**Input rows:**
☆ ☆ ☆ ☆ ☆ ☆ ☆

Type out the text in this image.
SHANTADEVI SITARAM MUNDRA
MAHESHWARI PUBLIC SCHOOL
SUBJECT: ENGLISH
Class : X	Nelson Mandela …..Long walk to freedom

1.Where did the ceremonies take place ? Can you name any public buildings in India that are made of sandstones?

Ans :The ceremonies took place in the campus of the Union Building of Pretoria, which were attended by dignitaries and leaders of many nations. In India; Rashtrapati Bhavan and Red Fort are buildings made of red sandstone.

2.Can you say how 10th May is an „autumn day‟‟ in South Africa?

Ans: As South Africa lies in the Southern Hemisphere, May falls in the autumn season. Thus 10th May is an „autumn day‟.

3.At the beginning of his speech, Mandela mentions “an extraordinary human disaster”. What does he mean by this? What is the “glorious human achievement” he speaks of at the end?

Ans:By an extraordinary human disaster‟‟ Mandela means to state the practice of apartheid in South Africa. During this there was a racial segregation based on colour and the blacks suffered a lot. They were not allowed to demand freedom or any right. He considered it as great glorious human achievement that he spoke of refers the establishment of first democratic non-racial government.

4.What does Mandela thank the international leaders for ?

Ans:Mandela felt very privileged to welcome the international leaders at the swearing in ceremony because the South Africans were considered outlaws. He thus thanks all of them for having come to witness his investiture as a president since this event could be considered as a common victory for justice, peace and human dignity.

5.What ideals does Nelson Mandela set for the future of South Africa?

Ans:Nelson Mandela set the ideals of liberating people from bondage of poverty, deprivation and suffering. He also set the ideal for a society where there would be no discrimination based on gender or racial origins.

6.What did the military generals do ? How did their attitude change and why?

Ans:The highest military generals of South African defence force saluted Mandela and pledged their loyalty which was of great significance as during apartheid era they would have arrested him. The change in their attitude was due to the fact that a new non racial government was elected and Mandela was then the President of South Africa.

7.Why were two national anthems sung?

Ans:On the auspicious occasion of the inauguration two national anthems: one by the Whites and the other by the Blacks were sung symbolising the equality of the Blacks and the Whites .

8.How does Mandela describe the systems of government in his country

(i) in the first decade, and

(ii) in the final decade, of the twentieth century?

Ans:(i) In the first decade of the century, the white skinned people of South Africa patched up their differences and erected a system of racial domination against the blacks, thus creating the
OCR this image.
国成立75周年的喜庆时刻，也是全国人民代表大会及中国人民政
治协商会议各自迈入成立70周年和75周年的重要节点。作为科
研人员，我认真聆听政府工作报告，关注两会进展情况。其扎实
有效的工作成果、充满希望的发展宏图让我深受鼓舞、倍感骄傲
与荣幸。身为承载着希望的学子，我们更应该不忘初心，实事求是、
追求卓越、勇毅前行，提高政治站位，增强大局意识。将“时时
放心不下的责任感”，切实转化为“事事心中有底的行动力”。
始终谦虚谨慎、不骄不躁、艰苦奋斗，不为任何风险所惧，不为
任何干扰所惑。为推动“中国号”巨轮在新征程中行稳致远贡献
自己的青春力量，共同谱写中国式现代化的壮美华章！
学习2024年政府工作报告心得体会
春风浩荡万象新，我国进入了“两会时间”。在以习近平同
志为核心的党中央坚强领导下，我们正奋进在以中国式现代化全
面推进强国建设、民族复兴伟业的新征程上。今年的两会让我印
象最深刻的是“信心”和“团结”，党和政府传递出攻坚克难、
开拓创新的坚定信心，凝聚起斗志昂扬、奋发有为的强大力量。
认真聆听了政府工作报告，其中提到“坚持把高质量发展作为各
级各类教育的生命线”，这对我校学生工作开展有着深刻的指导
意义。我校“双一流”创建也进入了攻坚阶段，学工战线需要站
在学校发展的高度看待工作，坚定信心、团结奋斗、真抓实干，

☆ ☆ ☆ ☆ ☆ ☆ ☆

**Written request:**
State how many lines include the string "decade", and nothing more.

**Full answer:**
3